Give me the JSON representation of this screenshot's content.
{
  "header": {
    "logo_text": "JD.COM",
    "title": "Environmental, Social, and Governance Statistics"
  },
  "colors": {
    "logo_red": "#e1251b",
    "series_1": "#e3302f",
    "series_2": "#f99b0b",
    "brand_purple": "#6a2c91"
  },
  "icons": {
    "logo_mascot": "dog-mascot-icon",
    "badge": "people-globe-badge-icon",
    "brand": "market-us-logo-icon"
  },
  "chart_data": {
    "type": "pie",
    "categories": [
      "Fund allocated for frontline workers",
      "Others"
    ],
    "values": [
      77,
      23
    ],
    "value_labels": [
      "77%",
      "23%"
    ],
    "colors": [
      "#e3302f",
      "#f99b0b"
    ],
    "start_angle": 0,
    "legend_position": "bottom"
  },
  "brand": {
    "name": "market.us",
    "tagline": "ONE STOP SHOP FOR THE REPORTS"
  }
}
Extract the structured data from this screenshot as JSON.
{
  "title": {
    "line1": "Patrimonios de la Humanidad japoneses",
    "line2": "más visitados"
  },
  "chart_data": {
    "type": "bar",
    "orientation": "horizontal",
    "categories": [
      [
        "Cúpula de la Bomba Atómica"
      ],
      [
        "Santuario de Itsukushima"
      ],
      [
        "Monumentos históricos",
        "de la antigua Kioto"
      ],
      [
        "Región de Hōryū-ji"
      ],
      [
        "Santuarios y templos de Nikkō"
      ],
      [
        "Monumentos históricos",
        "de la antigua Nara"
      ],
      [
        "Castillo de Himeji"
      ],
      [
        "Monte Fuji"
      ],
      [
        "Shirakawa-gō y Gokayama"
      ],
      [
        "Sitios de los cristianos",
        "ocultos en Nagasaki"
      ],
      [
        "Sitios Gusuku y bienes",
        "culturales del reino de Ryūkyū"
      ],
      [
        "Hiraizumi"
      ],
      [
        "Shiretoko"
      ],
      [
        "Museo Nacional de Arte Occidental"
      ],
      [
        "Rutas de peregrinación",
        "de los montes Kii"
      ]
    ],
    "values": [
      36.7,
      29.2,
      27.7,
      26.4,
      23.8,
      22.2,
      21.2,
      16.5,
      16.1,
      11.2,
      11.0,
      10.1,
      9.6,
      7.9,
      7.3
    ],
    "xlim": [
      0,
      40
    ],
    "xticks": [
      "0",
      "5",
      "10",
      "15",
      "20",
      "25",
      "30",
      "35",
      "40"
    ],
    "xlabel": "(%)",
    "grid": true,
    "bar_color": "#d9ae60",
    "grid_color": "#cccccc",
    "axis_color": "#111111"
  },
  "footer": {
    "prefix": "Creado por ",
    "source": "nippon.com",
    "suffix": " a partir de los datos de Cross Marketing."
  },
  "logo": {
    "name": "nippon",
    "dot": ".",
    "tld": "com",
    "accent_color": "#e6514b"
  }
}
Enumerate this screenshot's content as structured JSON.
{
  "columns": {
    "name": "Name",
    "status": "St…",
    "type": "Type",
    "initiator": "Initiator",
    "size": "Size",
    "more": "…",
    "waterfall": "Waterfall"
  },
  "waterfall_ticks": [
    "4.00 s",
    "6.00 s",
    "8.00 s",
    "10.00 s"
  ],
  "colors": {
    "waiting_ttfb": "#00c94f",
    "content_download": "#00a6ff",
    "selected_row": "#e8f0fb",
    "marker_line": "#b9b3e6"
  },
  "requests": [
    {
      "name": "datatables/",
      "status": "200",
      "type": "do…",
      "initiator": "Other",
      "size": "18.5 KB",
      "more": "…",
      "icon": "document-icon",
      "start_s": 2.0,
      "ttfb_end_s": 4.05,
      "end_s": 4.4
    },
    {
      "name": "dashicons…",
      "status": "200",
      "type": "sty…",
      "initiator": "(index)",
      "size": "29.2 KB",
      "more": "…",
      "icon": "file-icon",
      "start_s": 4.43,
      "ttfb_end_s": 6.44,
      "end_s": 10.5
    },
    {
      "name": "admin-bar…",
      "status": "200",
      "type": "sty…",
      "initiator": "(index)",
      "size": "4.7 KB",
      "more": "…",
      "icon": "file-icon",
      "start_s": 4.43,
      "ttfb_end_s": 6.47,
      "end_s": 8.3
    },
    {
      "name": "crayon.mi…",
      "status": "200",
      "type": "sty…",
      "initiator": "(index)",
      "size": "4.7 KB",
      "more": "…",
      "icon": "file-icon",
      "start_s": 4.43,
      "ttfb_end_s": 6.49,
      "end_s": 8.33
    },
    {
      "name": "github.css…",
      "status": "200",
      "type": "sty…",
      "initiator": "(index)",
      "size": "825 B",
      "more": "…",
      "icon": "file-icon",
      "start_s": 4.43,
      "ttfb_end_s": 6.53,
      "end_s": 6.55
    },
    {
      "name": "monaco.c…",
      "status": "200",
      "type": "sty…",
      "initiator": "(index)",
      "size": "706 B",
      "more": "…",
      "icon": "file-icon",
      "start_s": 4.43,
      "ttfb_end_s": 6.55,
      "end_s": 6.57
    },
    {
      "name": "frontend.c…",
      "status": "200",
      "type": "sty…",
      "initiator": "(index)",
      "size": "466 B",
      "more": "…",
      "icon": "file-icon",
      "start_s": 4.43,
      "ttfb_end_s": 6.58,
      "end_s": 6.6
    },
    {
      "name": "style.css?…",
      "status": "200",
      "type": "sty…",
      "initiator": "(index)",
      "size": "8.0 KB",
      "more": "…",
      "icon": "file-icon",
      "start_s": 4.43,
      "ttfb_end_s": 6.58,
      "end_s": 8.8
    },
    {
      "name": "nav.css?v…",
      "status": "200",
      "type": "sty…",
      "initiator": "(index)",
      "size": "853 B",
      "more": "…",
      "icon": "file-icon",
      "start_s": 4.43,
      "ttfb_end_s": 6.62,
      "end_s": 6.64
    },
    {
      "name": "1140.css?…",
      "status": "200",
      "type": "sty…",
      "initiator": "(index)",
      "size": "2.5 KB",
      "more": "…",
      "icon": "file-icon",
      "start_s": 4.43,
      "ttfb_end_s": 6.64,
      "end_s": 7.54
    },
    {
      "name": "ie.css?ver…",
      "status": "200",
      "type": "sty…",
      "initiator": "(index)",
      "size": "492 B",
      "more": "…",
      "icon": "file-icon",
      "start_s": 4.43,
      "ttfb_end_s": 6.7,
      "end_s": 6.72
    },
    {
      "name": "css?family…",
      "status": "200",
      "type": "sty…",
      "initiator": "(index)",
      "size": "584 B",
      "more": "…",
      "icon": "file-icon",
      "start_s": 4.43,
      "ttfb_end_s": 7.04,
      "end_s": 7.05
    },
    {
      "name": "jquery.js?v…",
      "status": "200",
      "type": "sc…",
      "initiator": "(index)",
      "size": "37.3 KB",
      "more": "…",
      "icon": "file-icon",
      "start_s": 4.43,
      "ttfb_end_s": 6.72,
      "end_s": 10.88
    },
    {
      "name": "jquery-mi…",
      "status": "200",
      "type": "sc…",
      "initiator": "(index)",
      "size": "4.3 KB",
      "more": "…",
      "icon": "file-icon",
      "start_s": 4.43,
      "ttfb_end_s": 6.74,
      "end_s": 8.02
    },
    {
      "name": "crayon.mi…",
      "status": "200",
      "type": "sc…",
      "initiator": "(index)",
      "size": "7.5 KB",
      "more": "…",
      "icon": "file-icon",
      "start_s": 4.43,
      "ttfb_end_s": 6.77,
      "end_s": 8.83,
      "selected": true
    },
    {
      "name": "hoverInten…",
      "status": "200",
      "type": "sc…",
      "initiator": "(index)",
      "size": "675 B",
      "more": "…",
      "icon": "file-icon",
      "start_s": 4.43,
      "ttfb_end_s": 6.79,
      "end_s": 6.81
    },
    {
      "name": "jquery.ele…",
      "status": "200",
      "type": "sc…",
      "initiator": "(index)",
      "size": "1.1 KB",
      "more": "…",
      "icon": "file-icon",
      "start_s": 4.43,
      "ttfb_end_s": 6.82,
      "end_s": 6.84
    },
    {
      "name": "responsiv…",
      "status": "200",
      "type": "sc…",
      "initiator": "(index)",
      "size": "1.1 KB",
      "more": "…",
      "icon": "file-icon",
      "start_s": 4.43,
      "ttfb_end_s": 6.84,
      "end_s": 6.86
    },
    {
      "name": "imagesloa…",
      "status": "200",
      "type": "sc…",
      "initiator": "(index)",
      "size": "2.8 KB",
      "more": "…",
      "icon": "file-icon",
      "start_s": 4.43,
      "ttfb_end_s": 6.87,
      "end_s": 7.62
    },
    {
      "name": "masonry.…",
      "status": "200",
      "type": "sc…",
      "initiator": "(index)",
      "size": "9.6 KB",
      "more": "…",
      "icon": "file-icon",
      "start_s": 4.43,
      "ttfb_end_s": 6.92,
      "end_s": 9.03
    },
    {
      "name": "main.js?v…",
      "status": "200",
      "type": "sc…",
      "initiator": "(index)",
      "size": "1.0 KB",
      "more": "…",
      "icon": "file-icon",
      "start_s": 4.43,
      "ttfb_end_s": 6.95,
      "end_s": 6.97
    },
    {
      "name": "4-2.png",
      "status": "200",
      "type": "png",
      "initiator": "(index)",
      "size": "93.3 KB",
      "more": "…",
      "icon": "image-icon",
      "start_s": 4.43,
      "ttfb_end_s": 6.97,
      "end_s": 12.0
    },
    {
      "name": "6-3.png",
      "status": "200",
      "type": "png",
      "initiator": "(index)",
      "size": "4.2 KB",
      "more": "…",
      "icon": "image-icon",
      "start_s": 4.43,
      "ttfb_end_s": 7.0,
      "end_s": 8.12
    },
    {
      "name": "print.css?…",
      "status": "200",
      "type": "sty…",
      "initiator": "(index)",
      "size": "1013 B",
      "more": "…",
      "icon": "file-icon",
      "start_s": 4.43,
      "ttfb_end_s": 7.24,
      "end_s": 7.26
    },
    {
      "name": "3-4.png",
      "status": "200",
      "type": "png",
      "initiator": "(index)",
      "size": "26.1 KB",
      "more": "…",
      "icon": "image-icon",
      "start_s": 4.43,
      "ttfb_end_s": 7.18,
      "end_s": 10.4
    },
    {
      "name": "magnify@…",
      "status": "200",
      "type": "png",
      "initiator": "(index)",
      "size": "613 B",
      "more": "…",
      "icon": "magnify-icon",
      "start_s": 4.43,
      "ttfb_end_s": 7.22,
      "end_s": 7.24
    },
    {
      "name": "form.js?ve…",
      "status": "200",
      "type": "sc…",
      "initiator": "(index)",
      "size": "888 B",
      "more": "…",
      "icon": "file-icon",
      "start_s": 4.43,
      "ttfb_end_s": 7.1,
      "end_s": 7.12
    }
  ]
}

_BRIEF_
Where a line above holds the string "Sitios", show that line.

_EXERCISE OUTPUT_
        "Sitios de los cristianos",
        "Sitios Gusuku y bienes",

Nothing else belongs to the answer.